[To do]: Repeat the listing in full, word for word.

[Data for processing]:
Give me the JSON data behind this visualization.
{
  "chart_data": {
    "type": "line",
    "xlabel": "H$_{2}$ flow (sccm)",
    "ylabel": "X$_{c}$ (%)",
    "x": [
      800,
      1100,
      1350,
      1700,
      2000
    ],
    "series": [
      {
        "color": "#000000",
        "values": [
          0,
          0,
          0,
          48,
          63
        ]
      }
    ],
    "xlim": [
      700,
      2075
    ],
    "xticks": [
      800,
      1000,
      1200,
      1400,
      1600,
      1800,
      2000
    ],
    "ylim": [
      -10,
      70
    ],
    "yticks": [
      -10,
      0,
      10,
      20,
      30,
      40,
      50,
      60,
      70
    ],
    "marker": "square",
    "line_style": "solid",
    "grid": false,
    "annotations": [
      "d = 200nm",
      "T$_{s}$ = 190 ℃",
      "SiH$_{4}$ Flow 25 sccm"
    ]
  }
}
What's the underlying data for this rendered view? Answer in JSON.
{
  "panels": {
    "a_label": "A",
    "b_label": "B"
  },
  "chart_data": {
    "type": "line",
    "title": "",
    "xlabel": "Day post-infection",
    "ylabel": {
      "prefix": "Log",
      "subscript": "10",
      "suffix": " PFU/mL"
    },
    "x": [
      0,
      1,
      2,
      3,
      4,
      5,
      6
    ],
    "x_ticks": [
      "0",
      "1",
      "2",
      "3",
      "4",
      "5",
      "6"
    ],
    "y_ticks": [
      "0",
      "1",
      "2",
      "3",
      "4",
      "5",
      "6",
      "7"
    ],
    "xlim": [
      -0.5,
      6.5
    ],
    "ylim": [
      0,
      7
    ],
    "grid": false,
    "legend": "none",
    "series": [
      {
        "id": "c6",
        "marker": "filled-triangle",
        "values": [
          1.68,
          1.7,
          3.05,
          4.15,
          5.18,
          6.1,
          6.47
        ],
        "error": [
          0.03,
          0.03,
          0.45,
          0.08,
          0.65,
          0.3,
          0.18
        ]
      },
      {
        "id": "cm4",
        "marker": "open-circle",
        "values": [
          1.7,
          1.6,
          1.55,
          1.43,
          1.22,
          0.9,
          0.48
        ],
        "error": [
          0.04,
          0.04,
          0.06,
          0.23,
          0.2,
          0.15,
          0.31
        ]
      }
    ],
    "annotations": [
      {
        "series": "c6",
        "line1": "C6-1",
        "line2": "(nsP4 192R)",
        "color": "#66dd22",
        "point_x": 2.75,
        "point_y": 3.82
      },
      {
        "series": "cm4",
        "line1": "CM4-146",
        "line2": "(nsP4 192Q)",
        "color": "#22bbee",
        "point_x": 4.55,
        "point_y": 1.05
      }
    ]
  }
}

[Answer to the exercise]:
Give me the JSON data behind this visualization.
{
  "chart_data": {
    "type": "line",
    "xlabel": "H$_{2}$ flow (sccm)",
    "ylabel": "X$_{c}$ (%)",
    "x": [
      800,
      1100,
      1350,
      1700,
      2000
    ],
    "series": [
      {
        "color": "#000000",
        "values": [
          0,
          0,
          0,
          48,
          63
        ]
      }
    ],
    "xlim": [
      700,
      2075
    ],
    "xticks": [
      800,
      1000,
      1200,
      1400,
      1600,
      1800,
      2000
    ],
    "ylim": [
      -10,
      70
    ],
    "yticks": [
      -10,
      0,
      10,
      20,
      30,
      40,
      50,
      60,
      70
    ],
    "marker": "square",
    "line_style": "solid",
    "grid": false,
    "annotations": [
      "d = 200nm",
      "T$_{s}$ = 190 ℃",
      "SiH$_{4}$ Flow 25 sccm"
    ]
  }
}
What's the underlying data for this rendered view? Answer in JSON.
{
  "panels": {
    "a_label": "A",
    "b_label": "B"
  },
  "chart_data": {
    "type": "line",
    "title": "",
    "xlabel": "Day post-infection",
    "ylabel": {
      "prefix": "Log",
      "subscript": "10",
      "suffix": " PFU/mL"
    },
    "x": [
      0,
      1,
      2,
      3,
      4,
      5,
      6
    ],
    "x_ticks": [
      "0",
      "1",
      "2",
      "3",
      "4",
      "5",
      "6"
    ],
    "y_ticks": [
      "0",
      "1",
      "2",
      "3",
      "4",
      "5",
      "6",
      "7"
    ],
    "xlim": [
      -0.5,
      6.5
    ],
    "ylim": [
      0,
      7
    ],
    "grid": false,
    "legend": "none",
    "series": [
      {
        "id": "c6",
        "marker": "filled-triangle",
        "values": [
          1.68,
          1.7,
          3.05,
          4.15,
          5.18,
          6.1,
          6.47
        ],
        "error": [
          0.03,
          0.03,
          0.45,
          0.08,
          0.65,
          0.3,
          0.18
        ]
      },
      {
        "id": "cm4",
        "marker": "open-circle",
        "values": [
          1.7,
          1.6,
          1.55,
          1.43,
          1.22,
          0.9,
          0.48
        ],
        "error": [
          0.04,
          0.04,
          0.06,
          0.23,
          0.2,
          0.15,
          0.31
        ]
      }
    ],
    "annotations": [
      {
        "series": "c6",
        "line1": "C6-1",
        "line2": "(nsP4 192R)",
        "color": "#66dd22",
        "point_x": 2.75,
        "point_y": 3.82
      },
      {
        "series": "cm4",
        "line1": "CM4-146",
        "line2": "(nsP4 192Q)",
        "color": "#22bbee",
        "point_x": 4.55,
        "point_y": 1.05
      }
    ]
  }
}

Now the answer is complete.